Tally up how many lines in the listing below contain the string "xlabel", and give only the total.
─── Data shown ───
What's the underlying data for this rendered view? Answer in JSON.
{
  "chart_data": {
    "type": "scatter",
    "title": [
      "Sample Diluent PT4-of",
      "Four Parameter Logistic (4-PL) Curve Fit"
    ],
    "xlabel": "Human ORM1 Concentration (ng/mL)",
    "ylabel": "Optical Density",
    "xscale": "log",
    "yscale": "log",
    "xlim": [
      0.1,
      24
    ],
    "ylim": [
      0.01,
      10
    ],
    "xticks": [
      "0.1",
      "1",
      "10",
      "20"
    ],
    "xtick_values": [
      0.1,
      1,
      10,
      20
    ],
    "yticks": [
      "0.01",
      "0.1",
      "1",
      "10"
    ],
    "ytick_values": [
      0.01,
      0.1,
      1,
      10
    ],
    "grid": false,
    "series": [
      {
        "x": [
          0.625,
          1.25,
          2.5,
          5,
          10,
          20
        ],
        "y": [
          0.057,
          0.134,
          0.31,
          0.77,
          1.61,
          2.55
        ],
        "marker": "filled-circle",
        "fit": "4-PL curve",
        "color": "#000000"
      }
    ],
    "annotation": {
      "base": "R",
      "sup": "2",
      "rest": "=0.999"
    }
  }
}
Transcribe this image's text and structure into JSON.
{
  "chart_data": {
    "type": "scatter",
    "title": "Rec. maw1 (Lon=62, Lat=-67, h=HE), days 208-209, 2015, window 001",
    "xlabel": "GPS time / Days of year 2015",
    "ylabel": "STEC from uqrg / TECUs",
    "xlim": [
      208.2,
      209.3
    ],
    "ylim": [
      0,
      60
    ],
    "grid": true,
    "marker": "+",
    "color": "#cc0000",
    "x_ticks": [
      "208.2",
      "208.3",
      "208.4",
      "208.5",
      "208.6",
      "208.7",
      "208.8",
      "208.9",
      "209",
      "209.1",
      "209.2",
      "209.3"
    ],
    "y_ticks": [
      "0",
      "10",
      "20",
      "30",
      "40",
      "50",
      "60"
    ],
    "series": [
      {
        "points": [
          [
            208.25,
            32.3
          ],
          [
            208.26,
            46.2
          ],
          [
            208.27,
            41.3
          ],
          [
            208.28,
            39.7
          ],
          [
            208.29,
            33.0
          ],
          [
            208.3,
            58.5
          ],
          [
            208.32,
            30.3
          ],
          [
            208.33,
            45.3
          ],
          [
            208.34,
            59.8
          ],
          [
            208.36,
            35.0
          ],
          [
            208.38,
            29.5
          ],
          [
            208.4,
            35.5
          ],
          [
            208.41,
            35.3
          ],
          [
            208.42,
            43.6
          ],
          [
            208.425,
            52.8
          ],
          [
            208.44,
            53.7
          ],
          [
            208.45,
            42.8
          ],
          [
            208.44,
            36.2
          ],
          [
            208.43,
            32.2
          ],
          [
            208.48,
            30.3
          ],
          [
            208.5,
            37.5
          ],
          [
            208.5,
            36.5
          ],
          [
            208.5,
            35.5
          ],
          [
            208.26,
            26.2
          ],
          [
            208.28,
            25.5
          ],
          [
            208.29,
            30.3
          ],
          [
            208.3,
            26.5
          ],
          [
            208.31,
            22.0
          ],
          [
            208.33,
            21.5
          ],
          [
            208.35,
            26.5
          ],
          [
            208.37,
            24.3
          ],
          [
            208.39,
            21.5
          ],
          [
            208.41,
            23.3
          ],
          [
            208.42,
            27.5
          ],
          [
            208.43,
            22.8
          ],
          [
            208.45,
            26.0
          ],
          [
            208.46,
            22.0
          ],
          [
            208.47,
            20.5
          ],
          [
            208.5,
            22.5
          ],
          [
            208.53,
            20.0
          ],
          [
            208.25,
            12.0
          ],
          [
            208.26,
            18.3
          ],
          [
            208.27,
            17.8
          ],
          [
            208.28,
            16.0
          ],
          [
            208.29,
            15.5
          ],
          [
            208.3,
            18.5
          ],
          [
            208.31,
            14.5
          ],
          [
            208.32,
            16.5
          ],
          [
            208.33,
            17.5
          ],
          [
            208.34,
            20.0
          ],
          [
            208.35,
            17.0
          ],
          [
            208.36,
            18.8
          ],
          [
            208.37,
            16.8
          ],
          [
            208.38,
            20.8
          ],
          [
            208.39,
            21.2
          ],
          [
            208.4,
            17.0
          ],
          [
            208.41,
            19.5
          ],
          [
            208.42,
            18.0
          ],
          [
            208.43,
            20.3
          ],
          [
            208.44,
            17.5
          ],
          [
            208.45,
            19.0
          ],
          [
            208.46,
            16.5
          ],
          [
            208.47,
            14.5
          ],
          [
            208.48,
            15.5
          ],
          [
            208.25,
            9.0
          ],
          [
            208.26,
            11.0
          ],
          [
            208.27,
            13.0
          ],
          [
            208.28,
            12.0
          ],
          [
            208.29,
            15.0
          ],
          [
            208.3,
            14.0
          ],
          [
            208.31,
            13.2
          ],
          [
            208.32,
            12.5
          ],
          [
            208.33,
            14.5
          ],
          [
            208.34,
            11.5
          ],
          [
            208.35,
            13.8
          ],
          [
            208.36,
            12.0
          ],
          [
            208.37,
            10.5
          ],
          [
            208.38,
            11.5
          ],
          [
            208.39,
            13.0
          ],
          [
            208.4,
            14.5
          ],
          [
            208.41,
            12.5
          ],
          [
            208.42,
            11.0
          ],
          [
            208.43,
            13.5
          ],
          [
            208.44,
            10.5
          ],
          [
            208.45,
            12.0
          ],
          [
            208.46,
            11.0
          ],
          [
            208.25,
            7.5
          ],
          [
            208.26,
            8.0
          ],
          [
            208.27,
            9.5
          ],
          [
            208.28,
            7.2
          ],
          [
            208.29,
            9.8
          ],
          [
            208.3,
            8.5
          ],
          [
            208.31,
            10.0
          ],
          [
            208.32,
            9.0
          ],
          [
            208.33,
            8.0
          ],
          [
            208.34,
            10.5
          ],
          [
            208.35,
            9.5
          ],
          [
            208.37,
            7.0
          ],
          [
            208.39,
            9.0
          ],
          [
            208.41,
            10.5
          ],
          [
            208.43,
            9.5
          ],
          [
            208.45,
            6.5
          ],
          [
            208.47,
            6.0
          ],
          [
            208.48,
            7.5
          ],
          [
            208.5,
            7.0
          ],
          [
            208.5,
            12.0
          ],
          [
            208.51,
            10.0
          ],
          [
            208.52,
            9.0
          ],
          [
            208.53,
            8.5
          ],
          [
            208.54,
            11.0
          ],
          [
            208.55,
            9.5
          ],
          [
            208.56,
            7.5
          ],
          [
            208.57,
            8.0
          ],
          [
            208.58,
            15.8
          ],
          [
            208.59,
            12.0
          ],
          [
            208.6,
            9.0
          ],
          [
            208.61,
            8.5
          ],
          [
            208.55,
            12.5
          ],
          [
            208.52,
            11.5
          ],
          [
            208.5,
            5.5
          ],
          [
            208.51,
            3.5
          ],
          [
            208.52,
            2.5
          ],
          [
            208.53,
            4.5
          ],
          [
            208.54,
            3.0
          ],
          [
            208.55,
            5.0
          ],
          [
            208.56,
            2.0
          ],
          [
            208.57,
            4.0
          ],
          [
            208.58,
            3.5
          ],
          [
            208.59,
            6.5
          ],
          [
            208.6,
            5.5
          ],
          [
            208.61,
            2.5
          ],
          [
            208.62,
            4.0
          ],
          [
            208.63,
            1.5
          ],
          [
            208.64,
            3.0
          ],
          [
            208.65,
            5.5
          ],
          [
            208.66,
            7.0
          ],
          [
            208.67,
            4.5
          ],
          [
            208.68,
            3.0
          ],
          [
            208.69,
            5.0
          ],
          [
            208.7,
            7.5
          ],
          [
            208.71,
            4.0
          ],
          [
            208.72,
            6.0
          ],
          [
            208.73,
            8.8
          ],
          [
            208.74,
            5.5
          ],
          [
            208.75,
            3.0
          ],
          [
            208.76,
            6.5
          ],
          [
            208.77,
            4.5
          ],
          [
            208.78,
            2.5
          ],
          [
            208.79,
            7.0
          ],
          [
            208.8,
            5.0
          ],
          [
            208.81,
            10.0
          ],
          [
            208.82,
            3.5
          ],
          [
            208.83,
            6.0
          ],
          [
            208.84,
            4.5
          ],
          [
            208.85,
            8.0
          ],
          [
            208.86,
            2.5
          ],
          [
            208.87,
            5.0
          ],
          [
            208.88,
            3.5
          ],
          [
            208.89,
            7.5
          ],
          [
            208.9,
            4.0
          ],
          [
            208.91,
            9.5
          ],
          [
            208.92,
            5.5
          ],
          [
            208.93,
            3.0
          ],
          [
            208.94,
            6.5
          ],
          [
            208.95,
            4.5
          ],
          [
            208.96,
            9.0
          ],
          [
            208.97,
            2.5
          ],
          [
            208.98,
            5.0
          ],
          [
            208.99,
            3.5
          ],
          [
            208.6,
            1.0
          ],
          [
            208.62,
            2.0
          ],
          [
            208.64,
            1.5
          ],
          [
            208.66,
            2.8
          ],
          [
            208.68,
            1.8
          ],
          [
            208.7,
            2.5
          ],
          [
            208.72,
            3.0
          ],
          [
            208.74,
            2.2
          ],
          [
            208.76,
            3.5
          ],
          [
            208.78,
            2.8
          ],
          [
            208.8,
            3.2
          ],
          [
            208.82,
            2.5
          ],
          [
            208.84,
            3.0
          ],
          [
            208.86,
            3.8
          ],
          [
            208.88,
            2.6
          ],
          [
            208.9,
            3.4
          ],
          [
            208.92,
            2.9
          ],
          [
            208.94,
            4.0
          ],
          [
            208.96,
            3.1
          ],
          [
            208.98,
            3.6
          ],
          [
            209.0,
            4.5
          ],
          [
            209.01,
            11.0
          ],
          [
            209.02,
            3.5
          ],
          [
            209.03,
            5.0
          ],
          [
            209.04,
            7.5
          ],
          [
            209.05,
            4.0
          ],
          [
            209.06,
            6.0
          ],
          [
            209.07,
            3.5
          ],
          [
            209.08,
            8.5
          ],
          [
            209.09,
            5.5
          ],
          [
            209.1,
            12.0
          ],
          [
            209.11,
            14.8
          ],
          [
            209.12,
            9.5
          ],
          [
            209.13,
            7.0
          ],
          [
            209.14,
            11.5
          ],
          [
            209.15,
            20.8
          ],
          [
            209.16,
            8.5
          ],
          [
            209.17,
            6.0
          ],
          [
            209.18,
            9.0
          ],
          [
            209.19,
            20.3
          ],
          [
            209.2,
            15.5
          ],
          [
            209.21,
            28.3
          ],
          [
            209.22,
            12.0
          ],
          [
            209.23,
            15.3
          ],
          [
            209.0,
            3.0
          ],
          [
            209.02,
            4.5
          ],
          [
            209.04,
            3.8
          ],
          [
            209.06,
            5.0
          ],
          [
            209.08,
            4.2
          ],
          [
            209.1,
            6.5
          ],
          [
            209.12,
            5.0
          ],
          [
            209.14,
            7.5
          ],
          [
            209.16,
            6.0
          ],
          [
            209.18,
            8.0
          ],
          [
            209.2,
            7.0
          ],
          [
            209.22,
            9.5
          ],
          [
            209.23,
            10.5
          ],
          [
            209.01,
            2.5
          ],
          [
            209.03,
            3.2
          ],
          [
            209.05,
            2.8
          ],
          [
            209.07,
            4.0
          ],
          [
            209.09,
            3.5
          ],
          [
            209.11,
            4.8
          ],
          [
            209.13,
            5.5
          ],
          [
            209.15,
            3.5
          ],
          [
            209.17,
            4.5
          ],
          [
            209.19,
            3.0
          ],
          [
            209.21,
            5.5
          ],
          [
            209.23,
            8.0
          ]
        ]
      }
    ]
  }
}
───
Task result:
2